> _To be done_:
Identify and copy all lines of the material where the string "français" is found.

Saved data entries:
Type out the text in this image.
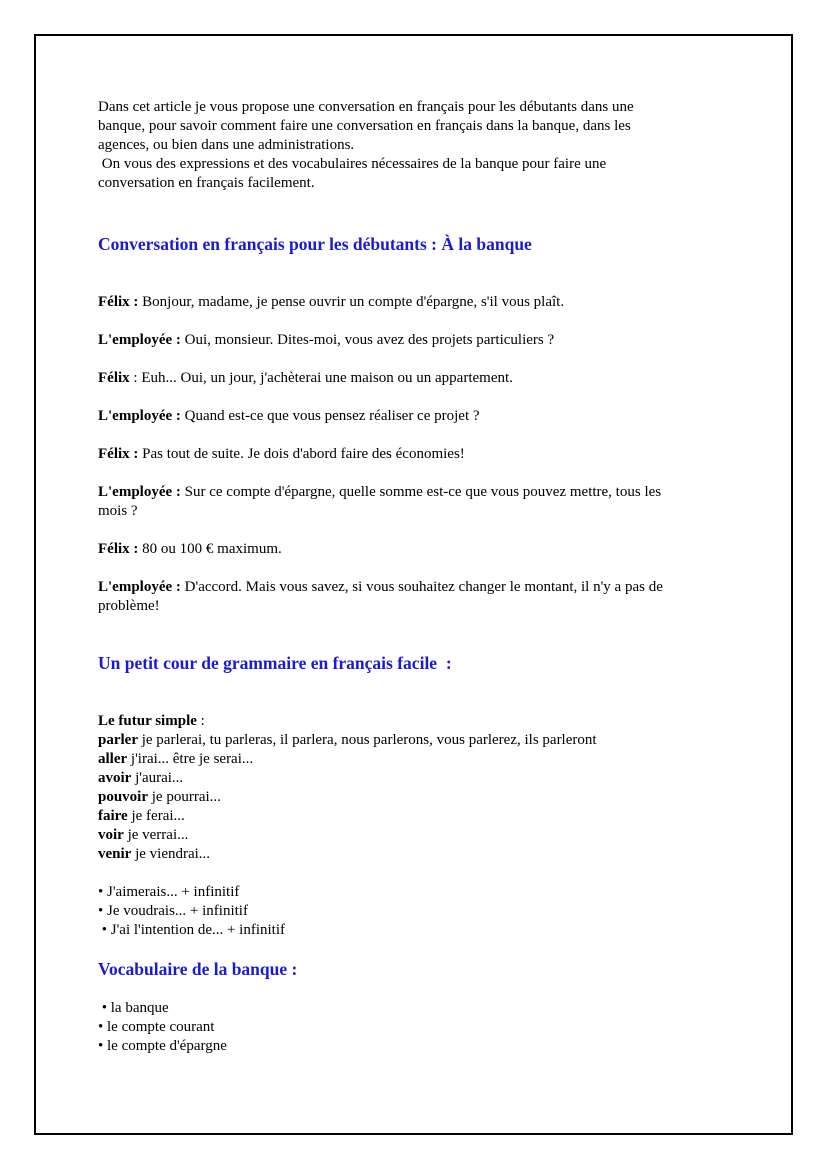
Dans cet article je vous propose une conversation en français pour les débutants dans une

banque, pour savoir comment faire une conversation en français dans la banque, dans les

agences, ou bien dans une administrations.

On vous des expressions et des vocabulaires nécessaires de la banque pour faire une

conversation en français facilement.

Conversation en français pour les débutants : À la banque

Félix : Bonjour, madame, je pense ouvrir un compte d'épargne, s'il vous plaît.

L'employée : Oui, monsieur. Dites-moi, vous avez des projets particuliers ?

Félix : Euh... Oui, un jour, j'achèterai une maison ou un appartement.

L'employée : Quand est-ce que vous pensez réaliser ce projet ?

Félix : Pas tout de suite. Je dois d'abord faire des économies!

L'employée : Sur ce compte d'épargne, quelle somme est-ce que vous pouvez mettre, tous les
mois ?

Félix : 80 ou 100 € maximum.

L'employée : D'accord. Mais vous savez, si vous souhaitez changer le montant, il n'y a pas de
problème!

Un petit cour de grammaire en français facile  :

Le futur simple :

parler je parlerai, tu parleras, il parlera, nous parlerons, vous parlerez, ils parleront

aller j'irai... être je serai...

avoir j'aurai...

pouvoir je pourrai...

faire je ferai...

voir je verrai...

venir je viendrai...

• J'aimerais... + infinitif

• Je voudrais... + infinitif

• J'ai l'intention de... + infinitif

Vocabulaire de la banque :

• la banque

• le compte courant

• le compte d'épargne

> _Written solution_:
Dans cet article je vous propose une conversation en français pour les débutants dans une
banque, pour savoir comment faire une conversation en français dans la banque, dans les
conversation en français facilement.
Conversation en français pour les débutants : À la banque
Un petit cour de grammaire en français facile  :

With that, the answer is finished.